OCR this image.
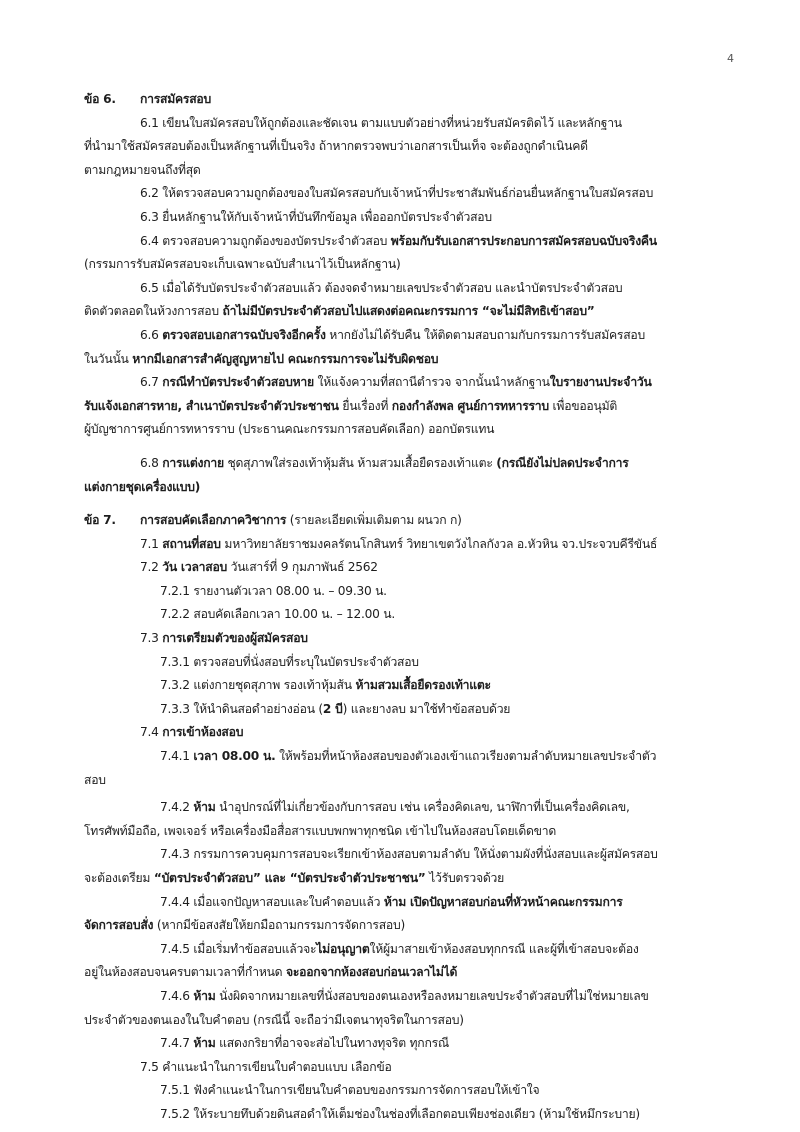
4
ข้อ 6. การสมัครสอบ
6.1 เขียนใบสมัครสอบให้ถูกต้องและชัดเจน ตามแบบตัวอย่างที่หน่วยรับสมัครติดไว้ และหลักฐาน
ที่นำมาใช้สมัครสอบต้องเป็นหลักฐานที่เป็นจริง ถ้าหากตรวจพบว่าเอกสารเป็นเท็จ จะต้องถูกดำเนินคดี
ตามกฎหมายจนถึงที่สุด
6.2 ให้ตรวจสอบความถูกต้องของใบสมัครสอบกับเจ้าหน้าที่ประชาสัมพันธ์ก่อนยื่นหลักฐานใบสมัครสอบ
6.3 ยื่นหลักฐานให้กับเจ้าหน้าที่บันทึกข้อมูล เพื่อออกบัตรประจำตัวสอบ
6.4 ตรวจสอบความถูกต้องของบัตรประจำตัวสอบ พร้อมกับรับเอกสารประกอบการสมัครสอบฉบับจริงคืน
(กรรมการรับสมัครสอบจะเก็บเฉพาะฉบับสำเนาไว้เป็นหลักฐาน)
6.5 เมื่อได้รับบัตรประจำตัวสอบแล้ว ต้องจดจำหมายเลขประจำตัวสอบ และนำบัตรประจำตัวสอบ
ติดตัวตลอดในห้วงการสอบ ถ้าไม่มีบัตรประจำตัวสอบไปแสดงต่อคณะกรรมการ “จะไม่มีสิทธิเข้าสอบ”
6.6 ตรวจสอบเอกสารฉบับจริงอีกครั้ง หากยังไม่ได้รับคืน ให้ติดตามสอบถามกับกรรมการรับสมัครสอบ
ในวันนั้น หากมีเอกสารสำคัญสูญหายไป คณะกรรมการจะไม่รับผิดชอบ
6.7 กรณีทำบัตรประจำตัวสอบหาย ให้แจ้งความที่สถานีตำรวจ จากนั้นนำหลักฐานใบรายงานประจำวัน
รับแจ้งเอกสารหาย, สำเนาบัตรประจำตัวประชาชน ยื่นเรื่องที่ กองกำลังพล ศูนย์การทหารราบ เพื่อขออนุมัติ
ผู้บัญชาการศูนย์การทหารราบ (ประธานคณะกรรมการสอบคัดเลือก) ออกบัตรแทน
6.8 การแต่งกาย ชุดสุภาพใส่รองเท้าหุ้มส้น ห้ามสวมเสื้อยืดรองเท้าแตะ (กรณียังไม่ปลดประจำการ
แต่งกายชุดเครื่องแบบ)
ข้อ 7. การสอบคัดเลือกภาควิชาการ (รายละเอียดเพิ่มเติมตาม ผนวก ก)
7.1 สถานที่สอบ มหาวิทยาลัยราชมงคลรัตนโกสินทร์ วิทยาเขตวังไกลกังวล อ.หัวหิน จว.ประจวบคีรีขันธ์
7.2 วัน เวลาสอบ วันเสาร์ที่ 9 กุมภาพันธ์ 2562
7.2.1 รายงานตัวเวลา 08.00 น. – 09.30 น.
7.2.2 สอบคัดเลือกเวลา 10.00 น. – 12.00 น.
7.3 การเตรียมตัวของผู้สมัครสอบ
7.3.1 ตรวจสอบที่นั่งสอบที่ระบุในบัตรประจำตัวสอบ
7.3.2 แต่งกายชุดสุภาพ รองเท้าหุ้มส้น ห้ามสวมเสื้อยืดรองเท้าแตะ
7.3.3 ให้นำดินสอดำอย่างอ่อน (2 บี) และยางลบ มาใช้ทำข้อสอบด้วย
7.4 การเข้าห้องสอบ
7.4.1 เวลา 08.00 น. ให้พร้อมที่หน้าห้องสอบของตัวเองเข้าแถวเรียงตามลำดับหมายเลขประจำตัว
สอบ
7.4.2 ห้าม นำอุปกรณ์ที่ไม่เกี่ยวข้องกับการสอบ เช่น เครื่องคิดเลข, นาฬิกาที่เป็นเครื่องคิดเลข,
โทรศัพท์มือถือ, เพจเจอร์ หรือเครื่องมือสื่อสารแบบพกพาทุกชนิด เข้าไปในห้องสอบโดยเด็ดขาด
7.4.3 กรรมการควบคุมการสอบจะเรียกเข้าห้องสอบตามลำดับ ให้นั่งตามผังที่นั่งสอบและผู้สมัครสอบ
จะต้องเตรียม “บัตรประจำตัวสอบ” และ “บัตรประจำตัวประชาชน” ไว้รับตรวจด้วย
7.4.4 เมื่อแจกปัญหาสอบและใบคำตอบแล้ว ห้าม เปิดปัญหาสอบก่อนที่หัวหน้าคณะกรรมการ
จัดการสอบสั่ง (หากมีข้อสงสัยให้ยกมือถามกรรมการจัดการสอบ)
7.4.5 เมื่อเริ่มทำข้อสอบแล้วจะไม่อนุญาตให้ผู้มาสายเข้าห้องสอบทุกกรณี และผู้ที่เข้าสอบจะต้อง
อยู่ในห้องสอบจนครบตามเวลาที่กำหนด จะออกจากห้องสอบก่อนเวลาไม่ได้
7.4.6 ห้าม นั่งผิดจากหมายเลขที่นั่งสอบของตนเองหรือลงหมายเลขประจำตัวสอบที่ไม่ใช่หมายเลข
ประจำตัวของตนเองในใบคำตอบ (กรณีนี้ จะถือว่ามีเจตนาทุจริตในการสอบ)
7.4.7 ห้าม แสดงกริยาที่อาจจะส่อไปในทางทุจริต ทุกกรณี
7.5 คำแนะนำในการเขียนใบคำตอบแบบ เลือกข้อ
7.5.1 ฟังคำแนะนำในการเขียนใบคำตอบของกรรมการจัดการสอบให้เข้าใจ
7.5.2 ให้ระบายทึบด้วยดินสอดำให้เต็มช่องในช่องที่เลือกตอบเพียงช่องเดียว (ห้ามใช้หมึกระบาย)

#####

**Brief**:
Omit every picture, then reproduce the rest of the listing exactly.

**Response to this task**:
OCR this image.
4
ข้อ 6. การสมัครสอบ
6.1 เขียนใบสมัครสอบให้ถูกต้องและชัดเจน ตามแบบตัวอย่างที่หน่วยรับสมัครติดไว้ และหลักฐาน
ที่นำมาใช้สมัครสอบต้องเป็นหลักฐานที่เป็นจริง ถ้าหากตรวจพบว่าเอกสารเป็นเท็จ จะต้องถูกดำเนินคดี
ตามกฎหมายจนถึงที่สุด
6.2 ให้ตรวจสอบความถูกต้องของใบสมัครสอบกับเจ้าหน้าที่ประชาสัมพันธ์ก่อนยื่นหลักฐานใบสมัครสอบ
6.3 ยื่นหลักฐานให้กับเจ้าหน้าที่บันทึกข้อมูล เพื่อออกบัตรประจำตัวสอบ
6.4 ตรวจสอบความถูกต้องของบัตรประจำตัวสอบ พร้อมกับรับเอกสารประกอบการสมัครสอบฉบับจริงคืน
(กรรมการรับสมัครสอบจะเก็บเฉพาะฉบับสำเนาไว้เป็นหลักฐาน)
6.5 เมื่อได้รับบัตรประจำตัวสอบแล้ว ต้องจดจำหมายเลขประจำตัวสอบ และนำบัตรประจำตัวสอบ
ติดตัวตลอดในห้วงการสอบ ถ้าไม่มีบัตรประจำตัวสอบไปแสดงต่อคณะกรรมการ “จะไม่มีสิทธิเข้าสอบ”
6.6 ตรวจสอบเอกสารฉบับจริงอีกครั้ง หากยังไม่ได้รับคืน ให้ติดตามสอบถามกับกรรมการรับสมัครสอบ
ในวันนั้น หากมีเอกสารสำคัญสูญหายไป คณะกรรมการจะไม่รับผิดชอบ
6.7 กรณีทำบัตรประจำตัวสอบหาย ให้แจ้งความที่สถานีตำรวจ จากนั้นนำหลักฐานใบรายงานประจำวัน
รับแจ้งเอกสารหาย, สำเนาบัตรประจำตัวประชาชน ยื่นเรื่องที่ กองกำลังพล ศูนย์การทหารราบ เพื่อขออนุมัติ
ผู้บัญชาการศูนย์การทหารราบ (ประธานคณะกรรมการสอบคัดเลือก) ออกบัตรแทน
6.8 การแต่งกาย ชุดสุภาพใส่รองเท้าหุ้มส้น ห้ามสวมเสื้อยืดรองเท้าแตะ (กรณียังไม่ปลดประจำการ
แต่งกายชุดเครื่องแบบ)
ข้อ 7. การสอบคัดเลือกภาควิชาการ (รายละเอียดเพิ่มเติมตาม ผนวก ก)
7.1 สถานที่สอบ มหาวิทยาลัยราชมงคลรัตนโกสินทร์ วิทยาเขตวังไกลกังวล อ.หัวหิน จว.ประจวบคีรีขันธ์
7.2 วัน เวลาสอบ วันเสาร์ที่ 9 กุมภาพันธ์ 2562
7.2.1 รายงานตัวเวลา 08.00 น. – 09.30 น.
7.2.2 สอบคัดเลือกเวลา 10.00 น. – 12.00 น.
7.3 การเตรียมตัวของผู้สมัครสอบ
7.3.1 ตรวจสอบที่นั่งสอบที่ระบุในบัตรประจำตัวสอบ
7.3.2 แต่งกายชุดสุภาพ รองเท้าหุ้มส้น ห้ามสวมเสื้อยืดรองเท้าแตะ
7.3.3 ให้นำดินสอดำอย่างอ่อน (2 บี) และยางลบ มาใช้ทำข้อสอบด้วย
7.4 การเข้าห้องสอบ
7.4.1 เวลา 08.00 น. ให้พร้อมที่หน้าห้องสอบของตัวเองเข้าแถวเรียงตามลำดับหมายเลขประจำตัว
สอบ
7.4.2 ห้าม นำอุปกรณ์ที่ไม่เกี่ยวข้องกับการสอบ เช่น เครื่องคิดเลข, นาฬิกาที่เป็นเครื่องคิดเลข,
โทรศัพท์มือถือ, เพจเจอร์ หรือเครื่องมือสื่อสารแบบพกพาทุกชนิด เข้าไปในห้องสอบโดยเด็ดขาด
7.4.3 กรรมการควบคุมการสอบจะเรียกเข้าห้องสอบตามลำดับ ให้นั่งตามผังที่นั่งสอบและผู้สมัครสอบ
จะต้องเตรียม “บัตรประจำตัวสอบ” และ “บัตรประจำตัวประชาชน” ไว้รับตรวจด้วย
7.4.4 เมื่อแจกปัญหาสอบและใบคำตอบแล้ว ห้าม เปิดปัญหาสอบก่อนที่หัวหน้าคณะกรรมการ
จัดการสอบสั่ง (หากมีข้อสงสัยให้ยกมือถามกรรมการจัดการสอบ)
7.4.5 เมื่อเริ่มทำข้อสอบแล้วจะไม่อนุญาตให้ผู้มาสายเข้าห้องสอบทุกกรณี และผู้ที่เข้าสอบจะต้อง
อยู่ในห้องสอบจนครบตามเวลาที่กำหนด จะออกจากห้องสอบก่อนเวลาไม่ได้
7.4.6 ห้าม นั่งผิดจากหมายเลขที่นั่งสอบของตนเองหรือลงหมายเลขประจำตัวสอบที่ไม่ใช่หมายเลข
ประจำตัวของตนเองในใบคำตอบ (กรณีนี้ จะถือว่ามีเจตนาทุจริตในการสอบ)
7.4.7 ห้าม แสดงกริยาที่อาจจะส่อไปในทางทุจริต ทุกกรณี
7.5 คำแนะนำในการเขียนใบคำตอบแบบ เลือกข้อ
7.5.1 ฟังคำแนะนำในการเขียนใบคำตอบของกรรมการจัดการสอบให้เข้าใจ
7.5.2 ให้ระบายทึบด้วยดินสอดำให้เต็มช่องในช่องที่เลือกตอบเพียงช่องเดียว (ห้ามใช้หมึกระบาย)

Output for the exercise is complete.